[Opening RECORDS FOR THIS EXERCISE section]

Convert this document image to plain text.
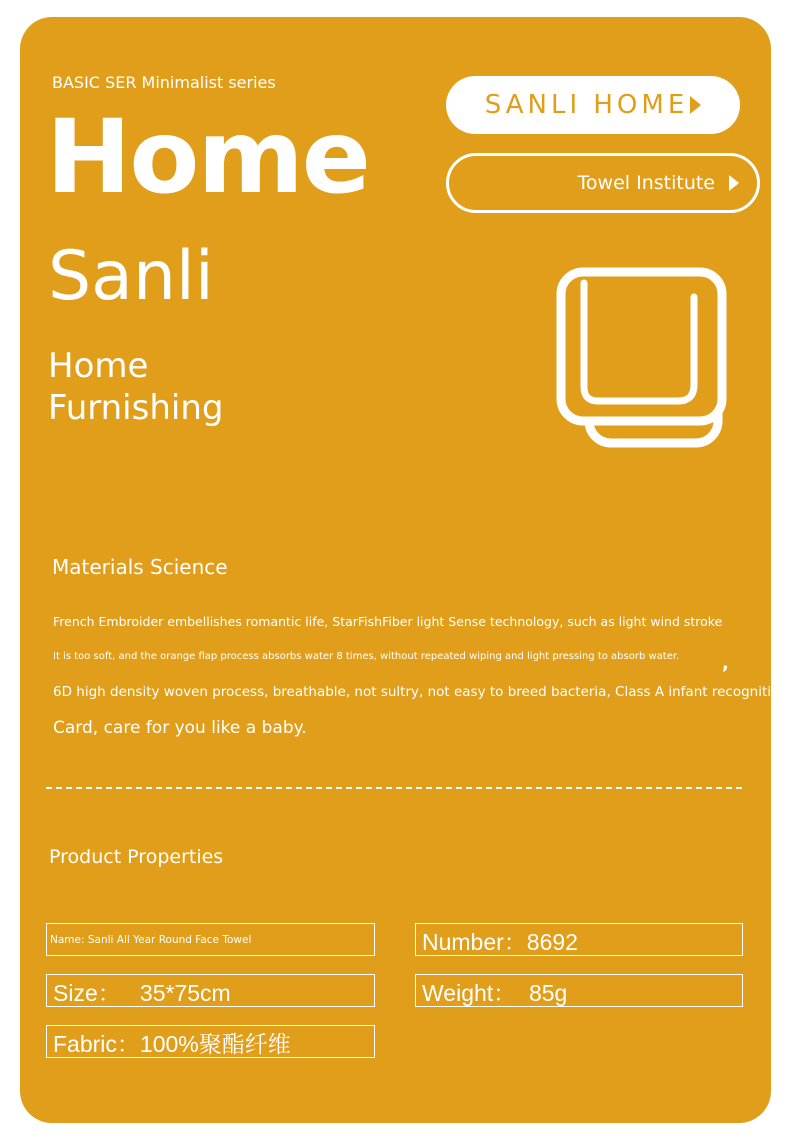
BASIC SER Minimalist series
Home
Sanli
Home
Furnishing
SANLI HOME
Towel Institute
Materials Science
French Embroider embellishes romantic life, StarFishFiber light Sense technology, such as light wind stroke
It is too soft, and the orange flap process absorbs water 8 times, without repeated wiping and light pressing to absorb water. ,
6D high density woven process, breathable, not sultry, not easy to breed bacteria, Class A infant recognition
Card, care for you like a baby.
Product Properties
Name: Sanli All Year Round Face Towel	Number：8692
Size：   35*75cm	Weight：  85g
Fabric：100%聚酯纤维
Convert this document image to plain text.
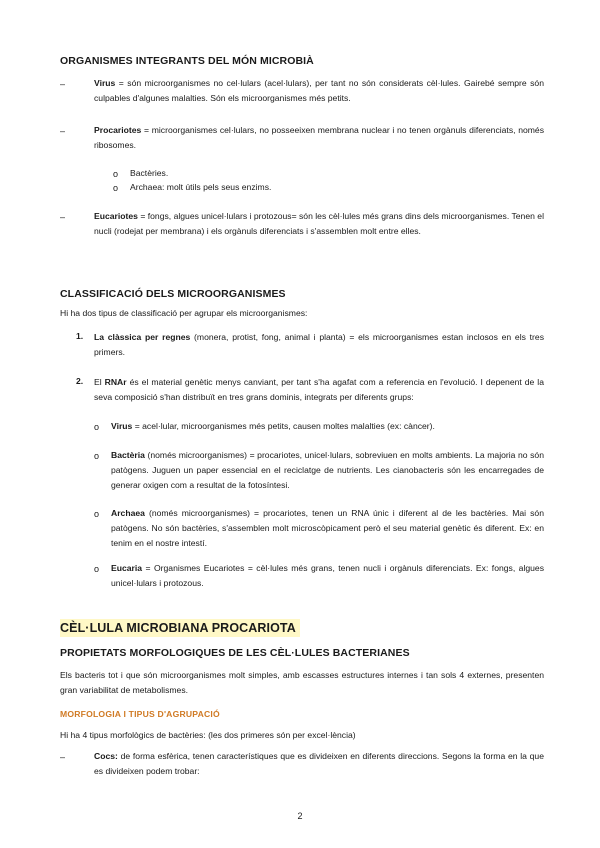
ORGANISMES INTEGRANTS DEL MÓN MICROBIÀ
–	Virus = són microorganismes no cel·lulars (acel·lulars), per tant no són considerats cèl·lules. Gairebé sempre són culpables d'algunes malalties. Són els microorganismes més petits.
–	Procariotes = microorganismes cel·lulars, no posseeixen membrana nuclear i no tenen orgànuls diferenciats, només ribosomes.
o Bactèries.
o Archaea: molt útils pels seus enzims.
–	Eucariotes = fongs, algues unicel·lulars i protozous= són les cèl·lules més grans dins dels microorganismes. Tenen el nucli (rodejat per membrana) i els orgànuls diferenciats i s'assemblen molt entre elles.
CLASSIFICACIÓ DELS MICROORGANISMES
Hi ha dos tipus de classificació per agrupar els microorganismes:
1. La clàssica per regnes (monera, protist, fong, animal i planta) = els microorganismes estan inclosos en els tres primers.
2. El RNAr és el material genètic menys canviant, per tant s'ha agafat com a referencia en l'evolució. I depenent de la seva composició s'han distribuït en tres grans dominis, integrats per diferents grups:
o Virus = acel·lular, microorganismes més petits, causen moltes malalties (ex: càncer).
o Bactèria (només microorganismes) = procariotes, unicel·lulars, sobreviuen en molts ambients. La majoria no són patògens. Juguen un paper essencial en el reciclatge de nutrients. Les cianobacteris són les encarregades de generar oxigen com a resultat de la fotosíntesi.
o Archaea (només microorganismes) = procariotes, tenen un RNA únic i diferent al de les bactèries. Mai són patògens. No són bactèries, s'assemblen molt microscòpicament però el seu material genètic és diferent. Ex: en tenim en el nostre intestí.
o Eucaria = Organismes Eucariotes = cèl·lules més grans, tenen nucli i orgànuls diferenciats. Ex: fongs, algues unicel·lulars i protozous.
CÈL·LULA MICROBIANA PROCARIOTA
PROPIETATS MORFOLOGIQUES DE LES CÈL·LULES BACTERIANES
Els bacteris tot i que són microorganismes molt simples, amb escasses estructures internes i tan sols 4 externes, presenten gran variabilitat de metabolismes.
MORFOLOGIA I TIPUS D'AGRUPACIÓ
Hi ha 4 tipus morfològics de bactèries: (les dos primeres són per excel·lència)
–	Cocs: de forma esfèrica, tenen característiques que es divideixen en diferents direccions. Segons la forma en la que es divideixen podem trobar:
2
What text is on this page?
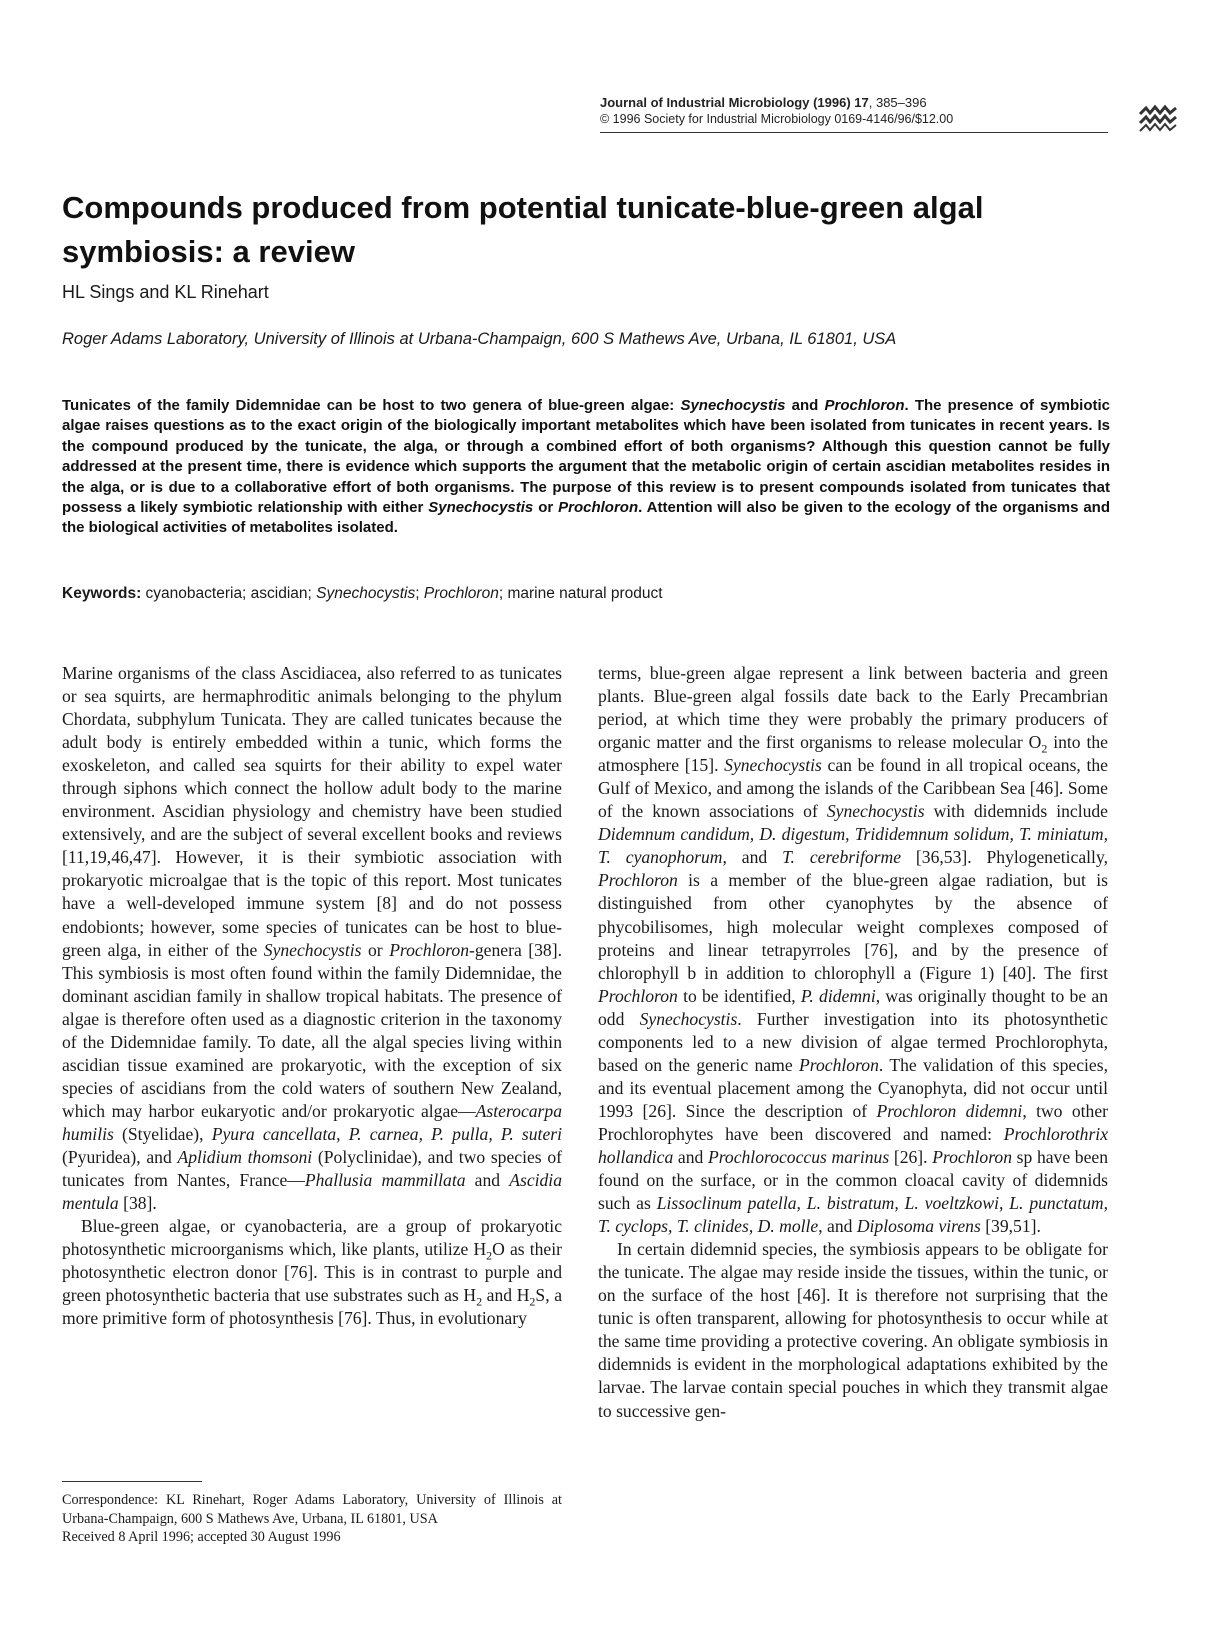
Journal of Industrial Microbiology (1996) 17, 385–396
© 1996 Society for Industrial Microbiology 0169-4146/96/$12.00
Compounds produced from potential tunicate-blue-green algal symbiosis: a review
HL Sings and KL Rinehart
Roger Adams Laboratory, University of Illinois at Urbana-Champaign, 600 S Mathews Ave, Urbana, IL 61801, USA

Tunicates of the family Didemnidae can be host to two genera of blue-green algae: Synechocystis and Prochloron. The presence of symbiotic algae raises questions as to the exact origin of the biologically important metabolites which have been isolated from tunicates in recent years. Is the compound produced by the tunicate, the alga, or through a combined effort of both organisms? Although this question cannot be fully addressed at the present time, there is evidence which supports the argument that the metabolic origin of certain ascidian metabolites resides in the alga, or is due to a collaborative effort of both organisms. The purpose of this review is to present compounds isolated from tunicates that possess a likely symbiotic relationship with either Synechocystis or Prochloron. Attention will also be given to the ecology of the organisms and the biological activities of metabolites isolated.

Keywords: cyanobacteria; ascidian; Synechocystis; Prochloron; marine natural product

Marine organisms of the class Ascidiacea, also referred to as tunicates or sea squirts, are hermaphroditic animals belonging to the phylum Chordata, subphylum Tunicata. They are called tunicates because the adult body is entirely embedded within a tunic, which forms the exoskeleton, and called sea squirts for their ability to expel water through siphons which connect the hollow adult body to the marine environment. Ascidian physiology and chemistry have been studied extensively, and are the subject of several excellent books and reviews [11,19,46,47]. However, it is their symbiotic association with prokaryotic microalgae that is the topic of this report. Most tunicates have a well-developed immune system [8] and do not possess endobionts; however, some species of tunicates can be host to blue-green alga, in either of the Synechocystis or Prochloron-genera [38]. This symbiosis is most often found within the family Didemnidae, the dominant ascidian family in shallow tropical habitats. The presence of algae is therefore often used as a diagnostic criterion in the taxonomy of the Didemnidae family. To date, all the algal species living within ascidian tissue examined are prokaryotic, with the exception of six species of ascidians from the cold waters of southern New Zealand, which may harbor eukaryotic and/or prokaryotic algae—Asterocarpa humilis (Styelidae), Pyura cancellata, P. carnea, P. pulla, P. suteri (Pyuridea), and Aplidium thomsoni (Polyclinidae), and two species of tunicates from Nantes, France—Phallusia mammillata and Ascidia mentula [38].

Blue-green algae, or cyanobacteria, are a group of prokaryotic photosynthetic microorganisms which, like plants, utilize $H_2O$ as their photosynthetic electron donor [76]. This is in contrast to purple and green photosynthetic bacteria that use substrates such as $H_2$ and $H_2S$, a more primitive form of photosynthesis [76]. Thus, in evolutionary

terms, blue-green algae represent a link between bacteria and green plants. Blue-green algal fossils date back to the Early Precambrian period, at which time they were probably the primary producers of organic matter and the first organisms to release molecular $O_2$ into the atmosphere [15]. Synechocystis can be found in all tropical oceans, the Gulf of Mexico, and among the islands of the Caribbean Sea [46]. Some of the known associations of Synechocystis with didemnids include Didemnum candidum, D. digestum, Trididemnum solidum, T. miniatum, T. cyanophorum, and T. cerebriforme [36,53]. Phylogenetically, Prochloron is a member of the blue-green algae radiation, but is distinguished from other cyanophytes by the absence of phycobilisomes, high molecular weight complexes composed of proteins and linear tetrapyrroles [76], and by the presence of chlorophyll b in addition to chlorophyll a (Figure 1) [40]. The first Prochloron to be identified, P. didemni, was originally thought to be an odd Synechocystis. Further investigation into its photosynthetic components led to a new division of algae termed Prochlorophyta, based on the generic name Prochloron. The validation of this species, and its eventual placement among the Cyanophyta, did not occur until 1993 [26]. Since the description of Prochloron didemni, two other Prochlorophytes have been discovered and named: Prochlorothrix hollandica and Prochlorococcus marinus [26]. Prochloron sp have been found on the surface, or in the common cloacal cavity of didemnids such as Lissoclinum patella, L. bistratum, L. voeltzkowi, L. punctatum, T. cyclops, T. clinides, D. molle, and Diplosoma virens [39,51].

In certain didemnid species, the symbiosis appears to be obligate for the tunicate. The algae may reside inside the tissues, within the tunic, or on the surface of the host [46]. It is therefore not surprising that the tunic is often transparent, allowing for photosynthesis to occur while at the same time providing a protective covering. An obligate symbiosis in didemnids is evident in the morphological adaptations exhibited by the larvae. The larvae contain special pouches in which they transmit algae to successive gen-

Correspondence: KL Rinehart, Roger Adams Laboratory, University of Illinois at Urbana-Champaign, 600 S Mathews Ave, Urbana, IL 61801, USA

Received 8 April 1996; accepted 30 August 1996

[Closing RECORDS FOR THIS EXERCISE section]

WORK REQUEST: The answer must consist of every line in the records above that contains the word "process".

FINAL ANSWER:
It is too soft, and the orange flap process absorbs water 8 times, without repeated wiping and light pressing to absorb water. ,
6D high density woven process, breathable, not sultry, not easy to breed bacteria, Class A infant recognition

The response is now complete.